* START *

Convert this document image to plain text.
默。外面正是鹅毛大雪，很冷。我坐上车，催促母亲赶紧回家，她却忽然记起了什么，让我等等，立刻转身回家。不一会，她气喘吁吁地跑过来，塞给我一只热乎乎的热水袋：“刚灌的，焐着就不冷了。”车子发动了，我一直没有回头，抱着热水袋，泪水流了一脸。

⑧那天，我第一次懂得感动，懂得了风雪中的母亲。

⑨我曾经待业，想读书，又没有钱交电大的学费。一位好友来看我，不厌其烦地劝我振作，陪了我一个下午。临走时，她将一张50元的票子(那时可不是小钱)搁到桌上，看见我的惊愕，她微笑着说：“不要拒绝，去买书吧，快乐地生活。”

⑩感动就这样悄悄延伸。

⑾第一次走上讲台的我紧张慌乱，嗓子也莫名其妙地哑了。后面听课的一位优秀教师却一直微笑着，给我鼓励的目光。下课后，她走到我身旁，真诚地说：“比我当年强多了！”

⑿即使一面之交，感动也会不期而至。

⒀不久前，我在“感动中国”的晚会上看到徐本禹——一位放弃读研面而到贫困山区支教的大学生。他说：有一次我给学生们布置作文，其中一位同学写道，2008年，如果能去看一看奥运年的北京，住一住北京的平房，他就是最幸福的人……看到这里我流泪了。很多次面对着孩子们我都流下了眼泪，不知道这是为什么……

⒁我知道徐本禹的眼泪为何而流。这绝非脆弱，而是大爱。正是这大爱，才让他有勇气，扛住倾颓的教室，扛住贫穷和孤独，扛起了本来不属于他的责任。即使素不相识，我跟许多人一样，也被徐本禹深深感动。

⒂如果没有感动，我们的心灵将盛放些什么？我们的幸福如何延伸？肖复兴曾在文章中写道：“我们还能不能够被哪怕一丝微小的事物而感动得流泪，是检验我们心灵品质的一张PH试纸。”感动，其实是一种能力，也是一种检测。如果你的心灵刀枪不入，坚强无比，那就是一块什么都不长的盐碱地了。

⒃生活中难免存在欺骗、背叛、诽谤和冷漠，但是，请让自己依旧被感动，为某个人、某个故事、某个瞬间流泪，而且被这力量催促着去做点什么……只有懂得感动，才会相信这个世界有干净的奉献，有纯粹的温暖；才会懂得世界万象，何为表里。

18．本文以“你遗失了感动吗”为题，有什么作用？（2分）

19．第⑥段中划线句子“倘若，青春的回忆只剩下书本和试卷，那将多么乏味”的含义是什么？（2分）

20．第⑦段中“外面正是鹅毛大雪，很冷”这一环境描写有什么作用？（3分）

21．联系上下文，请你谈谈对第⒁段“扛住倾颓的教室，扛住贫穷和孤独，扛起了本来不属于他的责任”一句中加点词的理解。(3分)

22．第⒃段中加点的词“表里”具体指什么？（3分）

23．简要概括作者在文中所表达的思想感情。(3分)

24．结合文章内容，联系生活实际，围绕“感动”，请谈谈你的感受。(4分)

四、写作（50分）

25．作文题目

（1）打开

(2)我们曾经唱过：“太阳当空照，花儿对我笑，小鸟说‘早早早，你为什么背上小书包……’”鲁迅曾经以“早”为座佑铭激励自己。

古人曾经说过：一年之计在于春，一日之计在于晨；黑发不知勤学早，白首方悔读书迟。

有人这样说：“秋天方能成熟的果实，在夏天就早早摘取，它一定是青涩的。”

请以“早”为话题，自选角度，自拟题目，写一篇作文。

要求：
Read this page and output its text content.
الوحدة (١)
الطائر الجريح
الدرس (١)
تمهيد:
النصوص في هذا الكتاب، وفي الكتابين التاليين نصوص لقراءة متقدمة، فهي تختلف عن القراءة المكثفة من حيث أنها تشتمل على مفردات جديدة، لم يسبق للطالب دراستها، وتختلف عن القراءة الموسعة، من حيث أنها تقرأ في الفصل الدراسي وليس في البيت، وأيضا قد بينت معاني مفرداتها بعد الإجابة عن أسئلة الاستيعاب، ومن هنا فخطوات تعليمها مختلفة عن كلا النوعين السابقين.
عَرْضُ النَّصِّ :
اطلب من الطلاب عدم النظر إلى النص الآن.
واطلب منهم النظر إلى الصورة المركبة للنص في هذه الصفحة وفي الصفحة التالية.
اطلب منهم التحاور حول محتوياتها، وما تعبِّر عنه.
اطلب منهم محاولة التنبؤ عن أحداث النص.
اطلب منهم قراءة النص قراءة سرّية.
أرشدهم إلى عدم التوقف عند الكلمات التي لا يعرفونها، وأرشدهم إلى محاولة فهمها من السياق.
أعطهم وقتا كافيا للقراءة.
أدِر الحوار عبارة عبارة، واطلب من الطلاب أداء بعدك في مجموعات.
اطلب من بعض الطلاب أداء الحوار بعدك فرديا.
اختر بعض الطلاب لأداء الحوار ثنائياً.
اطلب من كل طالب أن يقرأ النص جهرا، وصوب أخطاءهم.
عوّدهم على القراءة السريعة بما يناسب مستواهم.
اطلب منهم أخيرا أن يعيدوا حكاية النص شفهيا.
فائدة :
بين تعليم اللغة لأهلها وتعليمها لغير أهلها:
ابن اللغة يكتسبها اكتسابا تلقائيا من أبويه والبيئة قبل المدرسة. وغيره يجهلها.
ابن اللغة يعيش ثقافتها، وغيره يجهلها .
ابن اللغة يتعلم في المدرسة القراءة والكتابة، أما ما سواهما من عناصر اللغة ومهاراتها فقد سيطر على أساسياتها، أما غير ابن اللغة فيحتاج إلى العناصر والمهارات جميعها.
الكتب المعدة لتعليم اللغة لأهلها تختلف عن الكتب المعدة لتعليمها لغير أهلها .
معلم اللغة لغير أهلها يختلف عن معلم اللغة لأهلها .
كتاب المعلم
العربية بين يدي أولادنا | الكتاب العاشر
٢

* END *

▶ _TASK DIRECTIONS_: From the entries above, copy every line that holds the word "扛住贫穷和孤独".

▶ _WRITTEN RESPONSE_:
⒁我知道徐本禹的眼泪为何而流。这绝非脆弱，而是大爱。正是这大爱，才让他有勇气，扛住倾颓的教室，扛住贫穷和孤独，扛起了本来不属于他的责任。即使素不相识，我跟许多人一样，也被徐本禹深深感动。
21．联系上下文，请你谈谈对第⒁段“扛住倾颓的教室，扛住贫穷和孤独，扛起了本来不属于他的责任”一句中加点词的理解。(3分)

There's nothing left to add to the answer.